# Your task
All of the listing below must be repeated word for word. Pictures are the only thing to omit.

# Data excerpts
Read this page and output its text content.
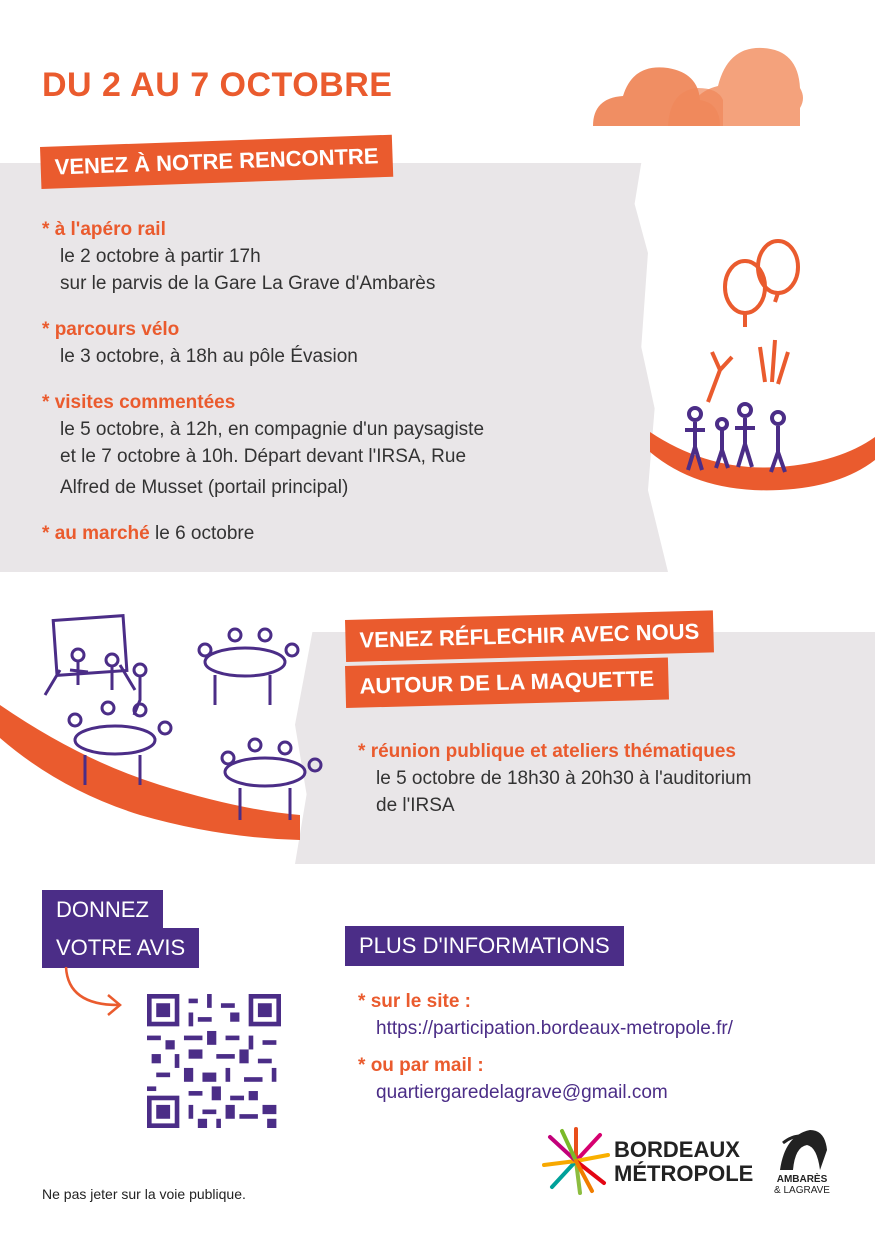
DU 2 AU 7 OCTOBRE
VENEZ À NOTRE RENCONTRE
* à l'apéro rail
le 2 octobre à partir 17h
sur le parvis de la Gare La Grave d'Ambarès
* parcours vélo
le 3 octobre, à 18h au pôle Évasion
* visites commentées
le 5 octobre, à 12h, en compagnie d'un paysagiste
et le 7 octobre à 10h. Départ devant l'IRSA, Rue
Alfred de Musset (portail principal)
* au marché le 6 octobre
VENEZ RÉFLECHIR AVEC NOUS
AUTOUR DE LA MAQUETTE
* réunion publique et ateliers thématiques
le 5 octobre de 18h30 à 20h30 à l'auditorium
de l'IRSA
DONNEZ
VOTRE AVIS	PLUS D'INFORMATIONS
* sur le site :
https://participation.bordeaux-metropole.fr/
* ou par mail :
quartiergaredelagrave@gmail.com
BORDEAUX
MÉTROPOLE	AMBARÈS
& LAGRAVE
Ne pas jeter sur la voie publique.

# Correct output
Read this page and output its text content.
DU 2 AU 7 OCTOBRE
VENEZ À NOTRE RENCONTRE
* à l'apéro rail
le 2 octobre à partir 17h
sur le parvis de la Gare La Grave d'Ambarès
* parcours vélo
le 3 octobre, à 18h au pôle Évasion
* visites commentées
le 5 octobre, à 12h, en compagnie d'un paysagiste
et le 7 octobre à 10h. Départ devant l'IRSA, Rue
Alfred de Musset (portail principal)
* au marché le 6 octobre
VENEZ RÉFLECHIR AVEC NOUS
AUTOUR DE LA MAQUETTE
* réunion publique et ateliers thématiques
le 5 octobre de 18h30 à 20h30 à l'auditorium
de l'IRSA
DONNEZ
VOTRE AVIS	PLUS D'INFORMATIONS
* sur le site :
https://participation.bordeaux-metropole.fr/
* ou par mail :
quartiergaredelagrave@gmail.com
BORDEAUX
MÉTROPOLE	AMBARÈS
& LAGRAVE
Ne pas jeter sur la voie publique.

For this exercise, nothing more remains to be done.